• **Required work**: In the entries below, find every line with "girone" and copy it.

• **Data supplied**:
▶
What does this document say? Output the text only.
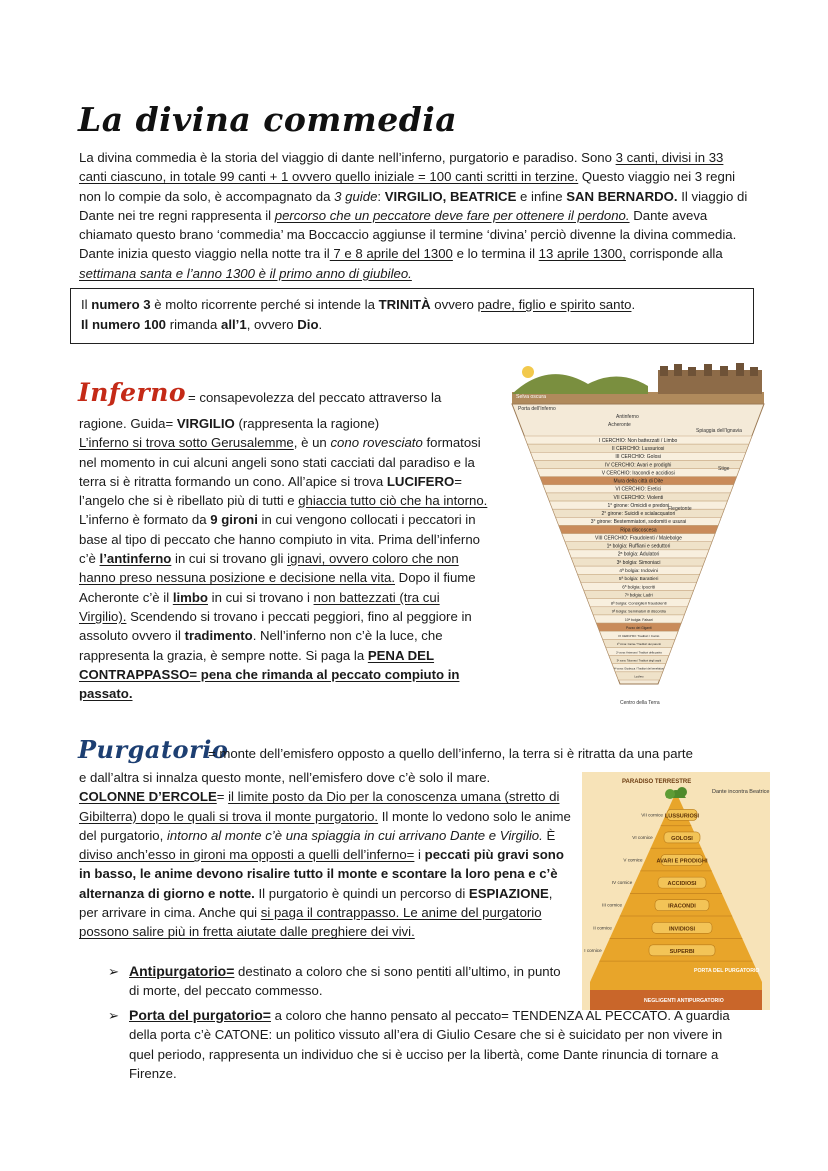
La divina commedia
La divina commedia è la storia del viaggio di dante nell’inferno, purgatorio e paradiso. Sono 3 canti, divisi in 33 canti ciascuno, in totale 99 canti + 1 ovvero quello iniziale = 100 canti scritti in terzine. Questo viaggio nei 3 regni non lo compie da solo, è accompagnato da 3 guide: VIRGILIO, BEATRICE e infine SAN BERNARDO. Il viaggio di Dante nei tre regni rappresenta il percorso che un peccatore deve fare per ottenere il perdono. Dante aveva chiamato questo brano ‘commedia’ ma Boccaccio aggiunse il termine ‘divina’ perciò divenne la divina commedia. Dante inizia questo viaggio nella notte tra il 7 e 8 aprile del 1300 e lo termina il 13 aprile 1300, corrisponde alla settimana santa e l’anno 1300 è il primo anno di giubileo.
Il numero 3 è molto ricorrente perché si intende la TRINITÀ ovvero padre, figlio e spirito santo.
Il numero 100 rimanda all’1, ovvero Dio.
Inferno = consapevolezza del peccato attraverso la
ragione. Guida= VIRGILIO (rappresenta la ragione)
L’inferno si trova sotto Gerusalemme, è un cono rovesciato formatosi nel momento in cui alcuni angeli sono stati cacciati dal paradiso e la terra si è ritratta formando un cono. All’apice si trova LUCIFERO= l’angelo che si è ribellato più di tutti e ghiaccia tutto ciò che ha intorno. L’inferno è formato da 9 gironi in cui vengono collocati i peccatori in base al tipo di peccato che hanno compiuto in vita. Prima dell’inferno c’è l’antinferno in cui si trovano gli ignavi, ovvero coloro che non hanno preso nessuna posizione e decisione nella vita. Dopo il fiume Acheronte c’è il limbo in cui si trovano i non battezzati (tra cui Virgilio). Scendendo si trovano i peccati peggiori, fino al peggiore in assoluto ovvero il tradimento. Nell’inferno non c’è la luce, che rappresenta la grazia, è sempre notte. Si paga la PENA DEL CONTRAPPASSO= pena che rimanda al peccato compiuto in passato.
I CERCHIO: Non battezzati / Limbo
II CERCHIO: Lussuriosi
III CERCHIO: Golosi
IV CERCHIO: Avari e prodighi
V CERCHIO: Iracondi e accidiosi
Mura della città di Dite
VI CERCHIO: Eretici
VII CERCHIO: Violenti
1° girone: Omicidi e predoni
2° girone: Suicidi e scialacquatori
3° girone: Bestemmiatori, sodomiti e usurai
Ripa discoscesa
VIII CERCHIO: Fraudolenti / Malebolge
1ª bolgia: Ruffiani e seduttori
2ª bolgia: Adulatori
3ª bolgia: Simoniaci
4ª bolgia: Indovini
5ª bolgia: Barattieri
6ª bolgia: Ipocriti
7ª bolgia: Ladri
8ª bolgia: Consiglieri fraudolenti
9ª bolgia: Seminatori di discordia
10ª bolgia: Falsari
Pozzo dei Giganti
IX CERCHIO: Traditori / Cocito
1ª zona: Caina / Traditori dei parenti
2ª zona: Antenora / Traditori della patria
3ª zona: Tolomea / Traditori degli ospiti
4ª zona: Giudecca / Traditori dei benefattori
Lucifero
Selva oscura
Porta dell’Inferno
Antinferno
Acheronte
Spiaggia dell’Ignavia
Stige
Flegetonte
Centro della Terra
Purgatorio
= monte dell’emisfero opposto a quello dell’inferno, la terra si è ritratta da una parte
e dall’altra si innalza questo monte, nell’emisfero dove c’è solo il mare.
COLONNE D’ERCOLE= il limite posto da Dio per la conoscenza umana (stretto di Gibilterra) dopo le quali si trova il monte purgatorio. Il monte lo vedono solo le anime del purgatorio, intorno al monte c’è una spiaggia in cui arrivano Dante e Virgilio. È diviso anch’esso in gironi ma opposti a quelli dell’inferno= i peccati più gravi sono in basso, le anime devono risalire tutto il monte e scontare la loro pena e c’è alternanza di giorno e notte. Il purgatorio è quindi un percorso di ESPIAZIONE, per arrivare in cima. Anche qui si paga il contrappasso. Le anime del purgatorio possono salire più in fretta aiutate dalle preghiere dei vivi.
LUSSURIOSI
VII cornice
GOLOSI
VI cornice
AVARI E PRODIGHI
V cornice
ACCIDIOSI
IV cornice
IRACONDI
III cornice
INVIDIOSI
II cornice
SUPERBI
I cornice
PARADISO TERRESTRE
Dante incontra Beatrice
PORTA DEL PURGATORIO
NEGLIGENTI ANTIPURGATORIO
➢ Antipurgatorio= destinato a coloro che si sono pentiti all’ultimo, in punto di morte, del peccato commesso.
➢ Porta del purgatorio= a coloro che hanno pensato al peccato= TENDENZA AL PECCATO. A guardia della porta c’è CATONE: un politico vissuto all’era di Giulio Cesare che si è suicidato per non vivere in quel periodo, rappresenta un individuo che si è ucciso per la libertà, come Dante rinuncia di tornare a Firenze.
◀
• **Solution for this exercise**:
1° girone: Omicidi e predoni
2° girone: Suicidi e scialacquatori
3° girone: Bestemmiatori, sodomiti e usurai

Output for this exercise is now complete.